> Required work
Copy out all the entries word for word.

Figure record listings:
··········
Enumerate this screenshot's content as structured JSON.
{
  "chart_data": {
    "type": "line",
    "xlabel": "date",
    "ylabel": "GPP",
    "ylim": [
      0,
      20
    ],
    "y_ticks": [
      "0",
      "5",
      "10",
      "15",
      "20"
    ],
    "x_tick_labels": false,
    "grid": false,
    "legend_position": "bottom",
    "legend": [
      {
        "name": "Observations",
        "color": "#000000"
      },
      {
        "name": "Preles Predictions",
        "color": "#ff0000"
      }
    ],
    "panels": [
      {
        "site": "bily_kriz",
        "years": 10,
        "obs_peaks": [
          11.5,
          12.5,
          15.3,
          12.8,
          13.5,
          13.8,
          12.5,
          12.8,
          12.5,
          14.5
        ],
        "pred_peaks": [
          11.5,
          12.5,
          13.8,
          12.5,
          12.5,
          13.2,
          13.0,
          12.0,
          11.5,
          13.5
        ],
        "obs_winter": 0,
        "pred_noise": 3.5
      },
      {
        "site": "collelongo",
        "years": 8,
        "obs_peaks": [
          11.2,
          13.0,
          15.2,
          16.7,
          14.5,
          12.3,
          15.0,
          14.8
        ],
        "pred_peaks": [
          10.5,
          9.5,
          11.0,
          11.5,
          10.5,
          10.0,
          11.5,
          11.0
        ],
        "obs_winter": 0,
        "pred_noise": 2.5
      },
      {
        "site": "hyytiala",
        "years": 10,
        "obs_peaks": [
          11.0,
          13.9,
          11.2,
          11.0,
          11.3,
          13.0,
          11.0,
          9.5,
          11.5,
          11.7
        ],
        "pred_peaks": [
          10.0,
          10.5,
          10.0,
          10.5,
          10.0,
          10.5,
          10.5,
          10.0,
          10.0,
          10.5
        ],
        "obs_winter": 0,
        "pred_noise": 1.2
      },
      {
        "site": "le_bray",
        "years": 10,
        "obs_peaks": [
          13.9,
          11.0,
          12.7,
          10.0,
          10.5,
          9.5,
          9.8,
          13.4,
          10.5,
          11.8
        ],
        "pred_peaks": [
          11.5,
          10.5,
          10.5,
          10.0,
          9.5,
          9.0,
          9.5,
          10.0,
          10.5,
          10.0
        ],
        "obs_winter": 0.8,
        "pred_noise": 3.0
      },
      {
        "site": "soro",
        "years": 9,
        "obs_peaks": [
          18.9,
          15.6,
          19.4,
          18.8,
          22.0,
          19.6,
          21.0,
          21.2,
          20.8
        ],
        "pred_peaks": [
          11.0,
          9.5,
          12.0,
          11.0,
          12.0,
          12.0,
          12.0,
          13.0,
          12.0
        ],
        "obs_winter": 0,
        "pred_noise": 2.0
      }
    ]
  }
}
··········
> Task output
Enumerate this screenshot's content as structured JSON.
{
  "chart_data": {
    "type": "line",
    "xlabel": "date",
    "ylabel": "GPP",
    "ylim": [
      0,
      20
    ],
    "y_ticks": [
      "0",
      "5",
      "10",
      "15",
      "20"
    ],
    "x_tick_labels": false,
    "grid": false,
    "legend_position": "bottom",
    "legend": [
      {
        "name": "Observations",
        "color": "#000000"
      },
      {
        "name": "Preles Predictions",
        "color": "#ff0000"
      }
    ],
    "panels": [
      {
        "site": "bily_kriz",
        "years": 10,
        "obs_peaks": [
          11.5,
          12.5,
          15.3,
          12.8,
          13.5,
          13.8,
          12.5,
          12.8,
          12.5,
          14.5
        ],
        "pred_peaks": [
          11.5,
          12.5,
          13.8,
          12.5,
          12.5,
          13.2,
          13.0,
          12.0,
          11.5,
          13.5
        ],
        "obs_winter": 0,
        "pred_noise": 3.5
      },
      {
        "site": "collelongo",
        "years": 8,
        "obs_peaks": [
          11.2,
          13.0,
          15.2,
          16.7,
          14.5,
          12.3,
          15.0,
          14.8
        ],
        "pred_peaks": [
          10.5,
          9.5,
          11.0,
          11.5,
          10.5,
          10.0,
          11.5,
          11.0
        ],
        "obs_winter": 0,
        "pred_noise": 2.5
      },
      {
        "site": "hyytiala",
        "years": 10,
        "obs_peaks": [
          11.0,
          13.9,
          11.2,
          11.0,
          11.3,
          13.0,
          11.0,
          9.5,
          11.5,
          11.7
        ],
        "pred_peaks": [
          10.0,
          10.5,
          10.0,
          10.5,
          10.0,
          10.5,
          10.5,
          10.0,
          10.0,
          10.5
        ],
        "obs_winter": 0,
        "pred_noise": 1.2
      },
      {
        "site": "le_bray",
        "years": 10,
        "obs_peaks": [
          13.9,
          11.0,
          12.7,
          10.0,
          10.5,
          9.5,
          9.8,
          13.4,
          10.5,
          11.8
        ],
        "pred_peaks": [
          11.5,
          10.5,
          10.5,
          10.0,
          9.5,
          9.0,
          9.5,
          10.0,
          10.5,
          10.0
        ],
        "obs_winter": 0.8,
        "pred_noise": 3.0
      },
      {
        "site": "soro",
        "years": 9,
        "obs_peaks": [
          18.9,
          15.6,
          19.4,
          18.8,
          22.0,
          19.6,
          21.0,
          21.2,
          20.8
        ],
        "pred_peaks": [
          11.0,
          9.5,
          12.0,
          11.0,
          12.0,
          12.0,
          12.0,
          13.0,
          12.0
        ],
        "obs_winter": 0,
        "pred_noise": 2.0
      }
    ]
  }
}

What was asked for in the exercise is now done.